Pada pasien dilakukan pemeriksaan penunjang lain yanitu foto rontgen thorax,

soft tissue leher, pemeriksaan darah lengkap, kultur pus, foto panoramic, dan EKG.

Hasil laboratorium menunjukkan HB 12 g/ dl dan terus turun pada laboratoium


48

berikutnya, pada pasien terdapat anemia, yang dikarenakan perdarahan dari abses

mandibular dan colli tersebut. Tidak terdapat gambaran abnormal dari leukosit, hal ini

disebabkan infeksi belum meluas ke seluruh tubuh, masih lokal hanya pada asbes

saja. Gula darah pasien dalam batas normal, untuk menyingkirkan infeksi sekunder

akibat diabetes mellitus. Tes faal hati meningkat sedikit menunjukkan adanya

inflamasi pada tubuh. Tes ginjal dalam batas normal. EKG juga dalam batas normal.

Kurangnya albumin pada pasien menunjukkan pasien kekurangan nutrisi. Maka

faktor predisposisi yang lain yang memperparah keluhan dan penyakit pasien adalah

malnutrisi. Hasil pemeriksaan panoramic juga menunjukkan adanya gangrene pada

akar gigi yang merupakan penyebab abes mandibular dan abses colli pada pasien.

Pada saat awal datang di IGD, pasien tidak diberikan penanganan khusus

seperti oksigen nasal kanul ataupun pemasangan iv line dua jalur, dikarenakan

kondisi pasien yang relative stabil. Pasien diberikan infus RL 500cc 20 tetes per

menit. Diberikan injeksi ceftriaxone 2 kali 1 ampul dan injeksi metronidazole 3 kali

500 gr sebagai terapi antibiotic pada pasien tersebut. Pasien juga diberikan injeksi

ketorolac 2 kali 1 ampul sebagai penahan nyeri pada kasus ini. Pasien dikonsulkan ke

bagian penyakit dalam dan diberikan assessment mid malnutrition. Kemudian pasien

diberikan vitamin A, vitamin 6000 IU 1x1, vitamin B complek 3x1, VIP albumin 2x1,

zink 20 mg 2x1, hal ini agar nutrisi yang didapatkan pasien terpenuhi. Juga diberikan

candesartan 16 mg malam hari dan amlodipine 10 mg pagi hari sebagai respon

menurunkan tekanan darah tinggi yang dialami oleh pasien.

* * *

TUGAS LATIHAN →
1. Apakah pernyataan berikut sesuai dengan teks tentang kasus abses tersebut: (a) gula darah pasien berada dalam batas normal, (b) pasien diberi oksigen nasal kanul saat awal datang di IGD, (c) hasil EKG pasien menunjukkan kelainan? Jawab ya atau tidak untuk masing-masing, disertai kutipan persis kata-kata penentunya dari teks.
2. Salin kembali kata demi kata bagian teks tentang kasus abses itu. Mulailah pada kata-kata "saja. Gula darah" dan berhentilah setelah "colli pada pasien.".

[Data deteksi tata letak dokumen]

* * *

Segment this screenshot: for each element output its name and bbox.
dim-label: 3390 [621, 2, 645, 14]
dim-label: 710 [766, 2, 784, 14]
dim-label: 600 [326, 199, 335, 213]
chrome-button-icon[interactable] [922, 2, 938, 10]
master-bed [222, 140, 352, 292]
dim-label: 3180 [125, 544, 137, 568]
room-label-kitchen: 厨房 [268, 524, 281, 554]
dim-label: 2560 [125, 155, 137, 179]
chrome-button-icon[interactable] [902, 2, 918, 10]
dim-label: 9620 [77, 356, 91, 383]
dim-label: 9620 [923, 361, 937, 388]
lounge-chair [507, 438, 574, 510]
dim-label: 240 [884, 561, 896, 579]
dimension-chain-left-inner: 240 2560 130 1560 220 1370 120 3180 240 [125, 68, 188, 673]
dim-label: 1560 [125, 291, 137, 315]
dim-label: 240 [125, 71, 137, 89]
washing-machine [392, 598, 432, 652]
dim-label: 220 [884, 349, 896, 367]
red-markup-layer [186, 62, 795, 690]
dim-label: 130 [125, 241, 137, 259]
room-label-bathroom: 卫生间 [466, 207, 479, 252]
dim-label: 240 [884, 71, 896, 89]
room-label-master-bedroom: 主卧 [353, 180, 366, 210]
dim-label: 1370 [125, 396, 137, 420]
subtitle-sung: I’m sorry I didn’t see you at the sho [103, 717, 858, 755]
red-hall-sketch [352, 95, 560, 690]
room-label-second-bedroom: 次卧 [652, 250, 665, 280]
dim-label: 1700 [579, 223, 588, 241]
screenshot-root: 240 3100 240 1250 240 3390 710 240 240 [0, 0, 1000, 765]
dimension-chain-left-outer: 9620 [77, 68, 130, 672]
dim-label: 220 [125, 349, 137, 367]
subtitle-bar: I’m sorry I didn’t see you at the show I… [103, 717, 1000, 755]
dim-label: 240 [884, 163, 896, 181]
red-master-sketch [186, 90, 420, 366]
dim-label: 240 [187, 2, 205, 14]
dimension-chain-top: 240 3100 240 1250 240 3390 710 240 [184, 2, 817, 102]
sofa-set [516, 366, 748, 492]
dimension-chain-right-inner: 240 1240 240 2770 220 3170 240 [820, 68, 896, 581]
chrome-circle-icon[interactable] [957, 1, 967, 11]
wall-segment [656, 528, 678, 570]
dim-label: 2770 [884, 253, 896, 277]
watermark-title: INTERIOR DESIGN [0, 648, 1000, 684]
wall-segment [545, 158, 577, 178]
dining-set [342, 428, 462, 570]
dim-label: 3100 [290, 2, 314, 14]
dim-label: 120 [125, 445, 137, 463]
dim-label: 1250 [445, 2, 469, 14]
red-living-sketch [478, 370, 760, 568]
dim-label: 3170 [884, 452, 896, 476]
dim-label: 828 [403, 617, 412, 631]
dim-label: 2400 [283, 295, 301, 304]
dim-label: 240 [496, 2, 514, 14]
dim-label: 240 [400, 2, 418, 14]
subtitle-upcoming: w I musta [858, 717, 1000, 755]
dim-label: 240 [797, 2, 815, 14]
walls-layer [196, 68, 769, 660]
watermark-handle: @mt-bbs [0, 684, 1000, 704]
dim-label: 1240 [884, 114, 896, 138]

* * *

JAWABAN TUGAS →
1.
(a) Ya: "Gula darah pasien dalam batas normal"
(b) Tidak: "pasien tidak diberikan penanganan khusus seperti oksigen nasal kanul"
(c) Tidak: "EKG juga dalam batas normal"

2.
saja. Gula darah pasien dalam batas normal, untuk menyingkirkan infeksi sekunder

akibat diabetes mellitus. Tes faal hati meningkat sedikit menunjukkan adanya

inflamasi pada tubuh. Tes ginjal dalam batas normal. EKG juga dalam batas normal.

Kurangnya albumin pada pasien menunjukkan pasien kekurangan nutrisi. Maka

faktor predisposisi yang lain yang memperparah keluhan dan penyakit pasien adalah

malnutrisi. Hasil pemeriksaan panoramic juga menunjukkan adanya gangrene pada

akar gigi yang merupakan penyebab abes mandibular dan abses colli pada pasien.